## Exercise directions
Locate the word "изготовителя" in the entries below, then gather every line that holds it.

+===+

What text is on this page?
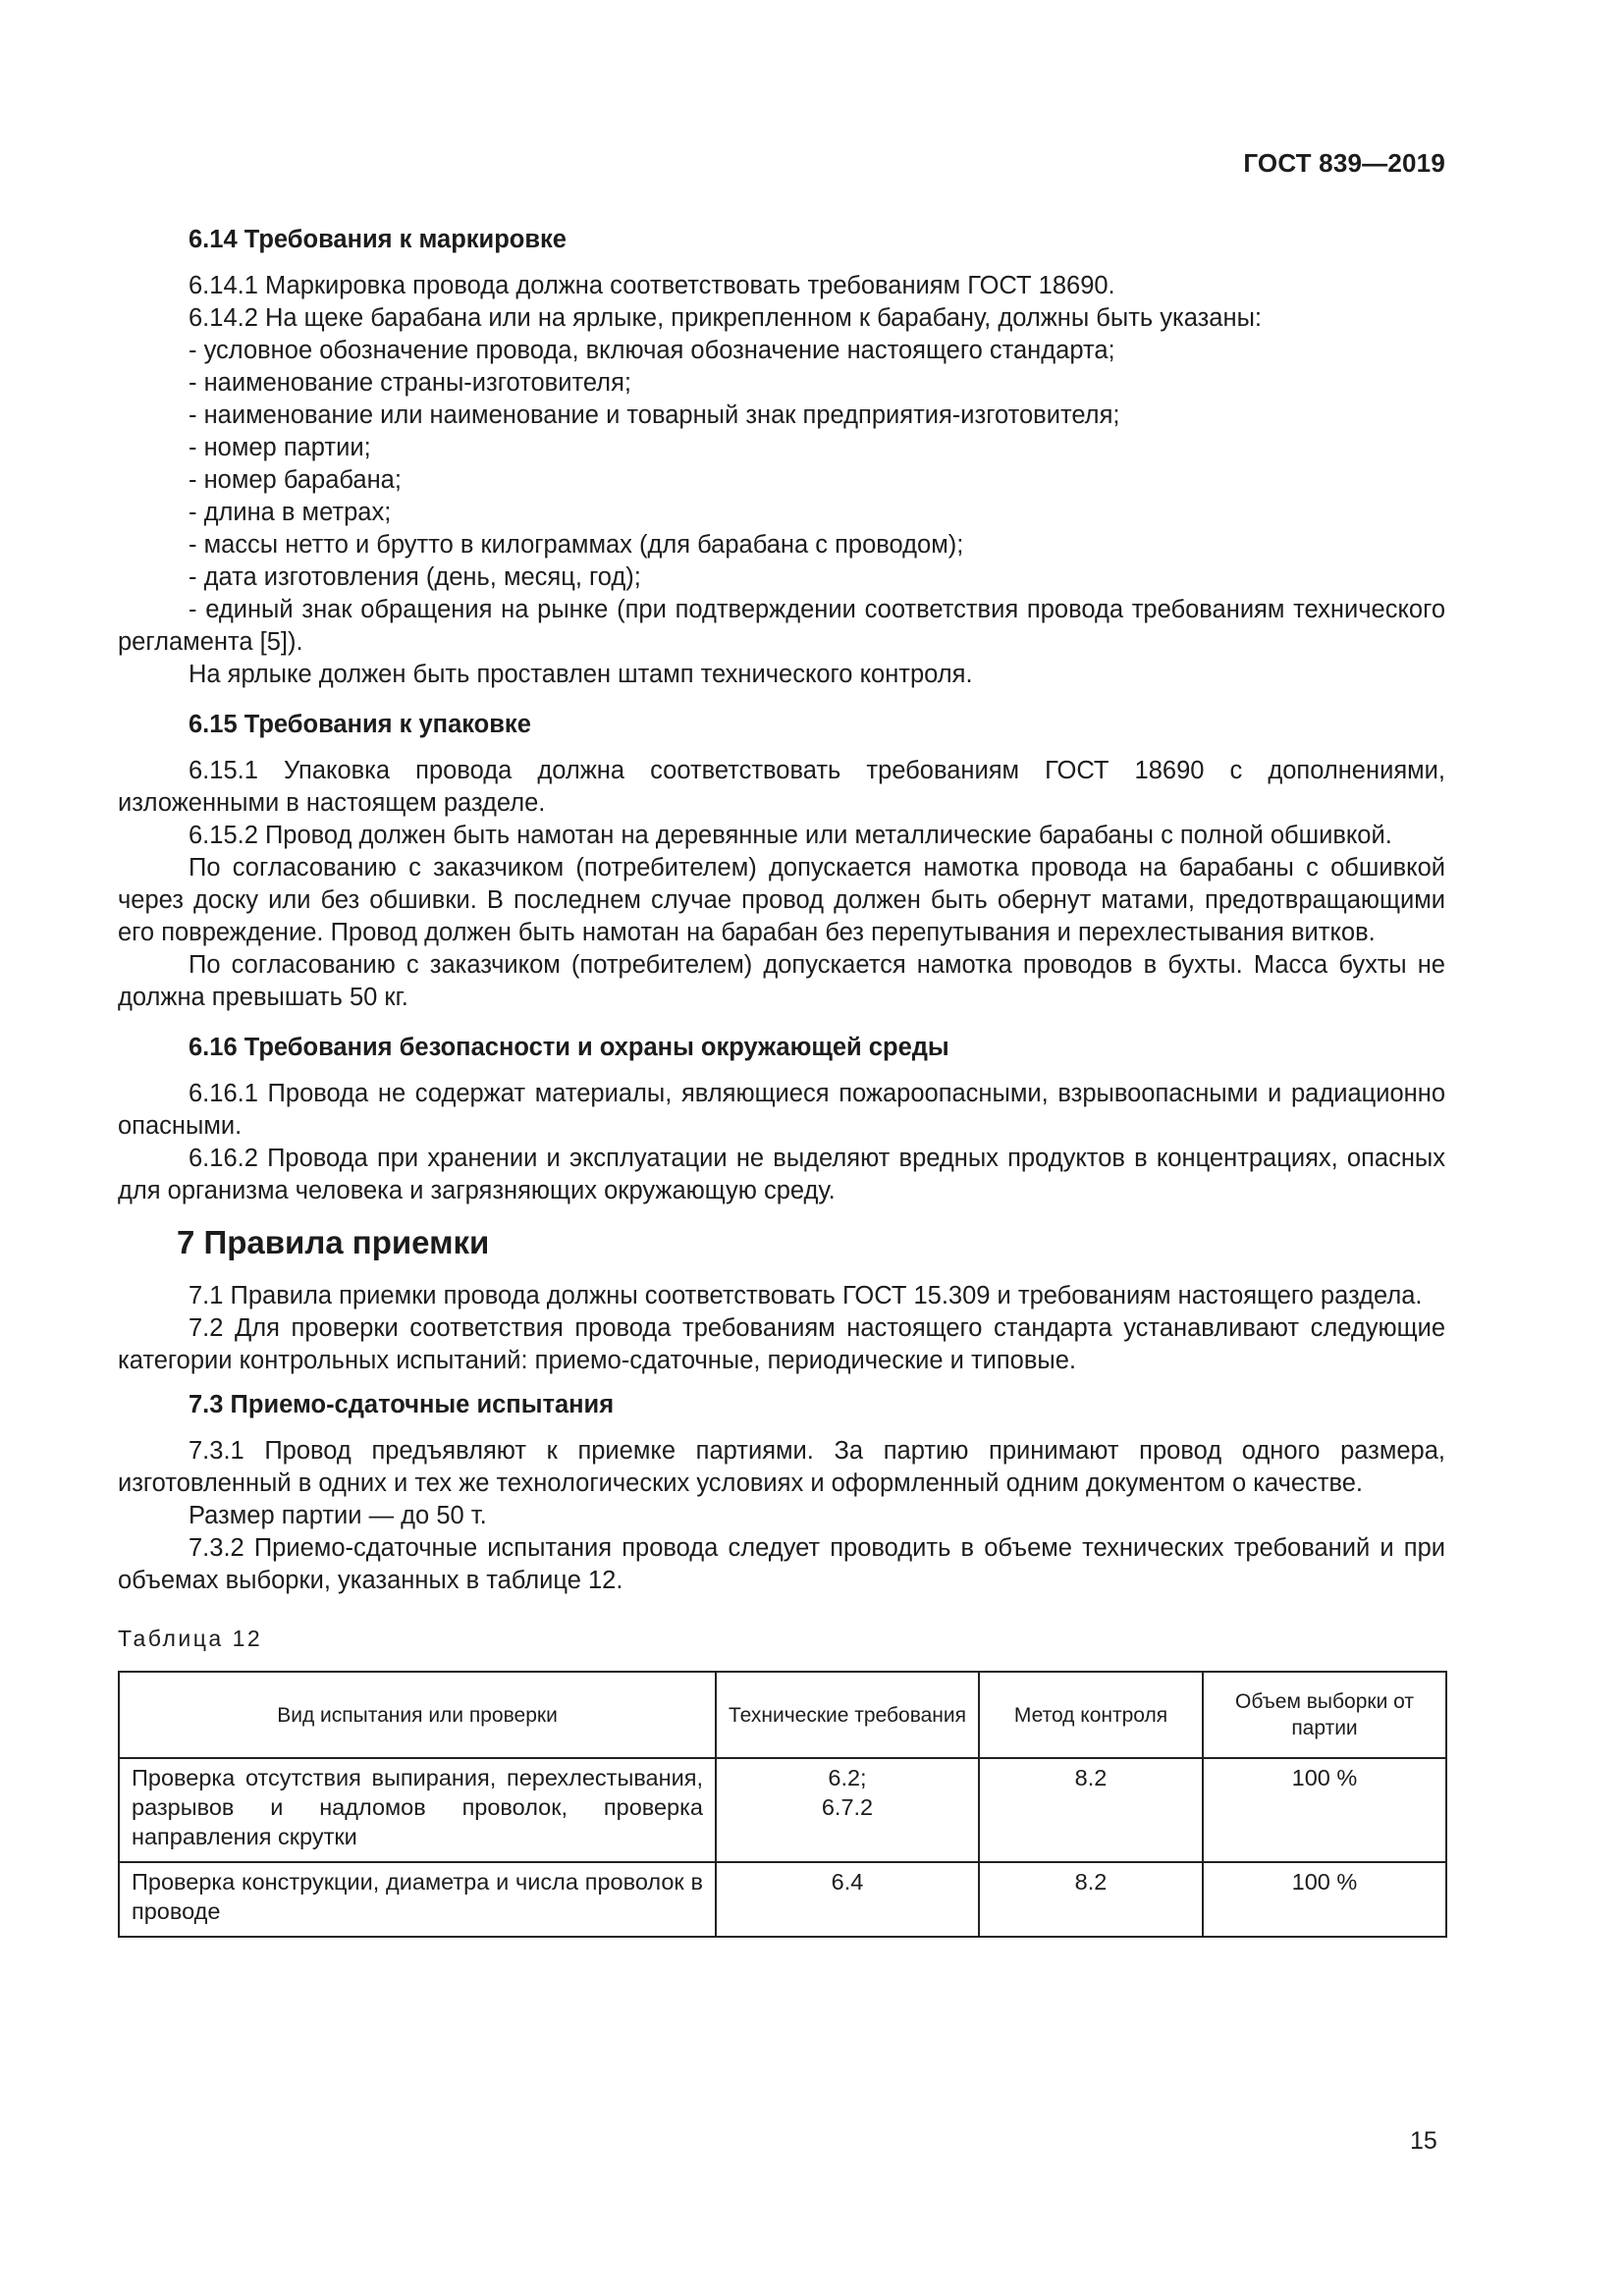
ГОСТ 839—2019
6.14 Требования к маркировке

6.14.1 Маркировка провода должна соответствовать требованиям ГОСТ 18690.

6.14.2 На щеке барабана или на ярлыке, прикрепленном к барабану, должны быть указаны:

- условное обозначение провода, включая обозначение настоящего стандарта;

- наименование страны-изготовителя;

- наименование или наименование и товарный знак предприятия-изготовителя;

- номер партии;

- номер барабана;

- длина в метрах;

- массы нетто и брутто в килограммах (для барабана с проводом);

- дата изготовления (день, месяц, год);

- единый знак обращения на рынке (при подтверждении соответствия провода требованиям технического регламента [5]).

На ярлыке должен быть проставлен штамп технического контроля.

6.15 Требования к упаковке

6.15.1 Упаковка провода должна соответствовать требованиям ГОСТ 18690 с дополнениями, изложенными в настоящем разделе.

6.15.2 Провод должен быть намотан на деревянные или металлические барабаны с полной обшивкой.

По согласованию с заказчиком (потребителем) допускается намотка провода на барабаны с обшивкой через доску или без обшивки. В последнем случае провод должен быть обернут матами, предотвращающими его повреждение. Провод должен быть намотан на барабан без перепутывания и перехлестывания витков.

По согласованию с заказчиком (потребителем) допускается намотка проводов в бухты. Масса бухты не должна превышать 50 кг.

6.16 Требования безопасности и охраны окружающей среды

6.16.1 Провода не содержат материалы, являющиеся пожароопасными, взрывоопасными и радиационно опасными.

6.16.2 Провода при хранении и эксплуатации не выделяют вредных продуктов в концентрациях, опасных для организма человека и загрязняющих окружающую среду.

7 Правила приемки

7.1 Правила приемки провода должны соответствовать ГОСТ 15.309 и требованиям настоящего раздела.

7.2 Для проверки соответствия провода требованиям настоящего стандарта устанавливают следующие категории контрольных испытаний: приемо-сдаточные, периодические и типовые.

7.3 Приемо-сдаточные испытания

7.3.1 Провод предъявляют к приемке партиями. За партию принимают провод одного размера, изготовленный в одних и тех же технологических условиях и оформленный одним документом о качестве.

Размер партии — до 50 т.

7.3.2 Приемо-сдаточные испытания провода следует проводить в объеме технических требований и при объемах выборки, указанных в таблице 12.

Таблица 12
Вид испытания или проверки	Технические требования	Метод контроля	Объем выборки от партии
Проверка отсутствия выпирания, перехлестывания, разрывов и надломов проволок, проверка направления скрутки	6.2;
6.7.2	8.2	100 %
Проверка конструкции, диаметра и числа проволок в проводе	6.4	8.2	100 %
15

+===+

## Written solution
- наименование страны-изготовителя;
- наименование или наименование и товарный знак предприятия-изготовителя;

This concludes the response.